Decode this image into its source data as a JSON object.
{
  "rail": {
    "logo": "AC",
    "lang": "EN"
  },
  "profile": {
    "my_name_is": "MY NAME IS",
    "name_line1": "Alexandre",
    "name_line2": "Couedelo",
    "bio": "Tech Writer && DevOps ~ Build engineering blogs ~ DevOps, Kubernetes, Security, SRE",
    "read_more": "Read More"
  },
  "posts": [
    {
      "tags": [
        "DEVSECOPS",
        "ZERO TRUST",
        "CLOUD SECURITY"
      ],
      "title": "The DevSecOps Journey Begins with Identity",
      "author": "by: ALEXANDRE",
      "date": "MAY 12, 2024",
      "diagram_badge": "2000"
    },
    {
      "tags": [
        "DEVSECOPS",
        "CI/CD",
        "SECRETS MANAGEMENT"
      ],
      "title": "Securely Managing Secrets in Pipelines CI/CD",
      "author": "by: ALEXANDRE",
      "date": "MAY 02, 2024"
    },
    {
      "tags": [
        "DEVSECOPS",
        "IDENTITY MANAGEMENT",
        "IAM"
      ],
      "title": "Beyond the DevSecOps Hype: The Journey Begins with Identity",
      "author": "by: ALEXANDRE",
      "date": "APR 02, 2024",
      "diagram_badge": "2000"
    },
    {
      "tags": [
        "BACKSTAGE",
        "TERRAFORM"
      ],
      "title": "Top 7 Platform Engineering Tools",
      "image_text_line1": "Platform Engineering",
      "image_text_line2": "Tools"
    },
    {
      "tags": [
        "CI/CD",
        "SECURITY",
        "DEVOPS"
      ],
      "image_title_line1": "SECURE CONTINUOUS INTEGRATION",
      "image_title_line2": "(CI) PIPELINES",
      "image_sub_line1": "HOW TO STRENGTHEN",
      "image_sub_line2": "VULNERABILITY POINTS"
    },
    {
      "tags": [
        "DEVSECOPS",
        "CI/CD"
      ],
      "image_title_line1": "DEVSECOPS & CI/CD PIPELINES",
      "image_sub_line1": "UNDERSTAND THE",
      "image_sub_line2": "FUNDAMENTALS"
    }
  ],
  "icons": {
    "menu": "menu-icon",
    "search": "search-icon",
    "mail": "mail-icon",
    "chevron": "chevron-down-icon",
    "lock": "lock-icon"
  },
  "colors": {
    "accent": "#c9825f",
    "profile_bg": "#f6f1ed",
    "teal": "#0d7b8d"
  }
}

* DIRECTIONS FOR THIS TASK: Word for word, write out all of the data above.

* SOLUTION TO THE EXERCISE:
Decode this image into its source data as a JSON object.
{
  "rail": {
    "logo": "AC",
    "lang": "EN"
  },
  "profile": {
    "my_name_is": "MY NAME IS",
    "name_line1": "Alexandre",
    "name_line2": "Couedelo",
    "bio": "Tech Writer && DevOps ~ Build engineering blogs ~ DevOps, Kubernetes, Security, SRE",
    "read_more": "Read More"
  },
  "posts": [
    {
      "tags": [
        "DEVSECOPS",
        "ZERO TRUST",
        "CLOUD SECURITY"
      ],
      "title": "The DevSecOps Journey Begins with Identity",
      "author": "by: ALEXANDRE",
      "date": "MAY 12, 2024",
      "diagram_badge": "2000"
    },
    {
      "tags": [
        "DEVSECOPS",
        "CI/CD",
        "SECRETS MANAGEMENT"
      ],
      "title": "Securely Managing Secrets in Pipelines CI/CD",
      "author": "by: ALEXANDRE",
      "date": "MAY 02, 2024"
    },
    {
      "tags": [
        "DEVSECOPS",
        "IDENTITY MANAGEMENT",
        "IAM"
      ],
      "title": "Beyond the DevSecOps Hype: The Journey Begins with Identity",
      "author": "by: ALEXANDRE",
      "date": "APR 02, 2024",
      "diagram_badge": "2000"
    },
    {
      "tags": [
        "BACKSTAGE",
        "TERRAFORM"
      ],
      "title": "Top 7 Platform Engineering Tools",
      "image_text_line1": "Platform Engineering",
      "image_text_line2": "Tools"
    },
    {
      "tags": [
        "CI/CD",
        "SECURITY",
        "DEVOPS"
      ],
      "image_title_line1": "SECURE CONTINUOUS INTEGRATION",
      "image_title_line2": "(CI) PIPELINES",
      "image_sub_line1": "HOW TO STRENGTHEN",
      "image_sub_line2": "VULNERABILITY POINTS"
    },
    {
      "tags": [
        "DEVSECOPS",
        "CI/CD"
      ],
      "image_title_line1": "DEVSECOPS & CI/CD PIPELINES",
      "image_sub_line1": "UNDERSTAND THE",
      "image_sub_line2": "FUNDAMENTALS"
    }
  ],
  "icons": {
    "menu": "menu-icon",
    "search": "search-icon",
    "mail": "mail-icon",
    "chevron": "chevron-down-icon",
    "lock": "lock-icon"
  },
  "colors": {
    "accent": "#c9825f",
    "profile_bg": "#f6f1ed",
    "teal": "#0d7b8d"
  }
}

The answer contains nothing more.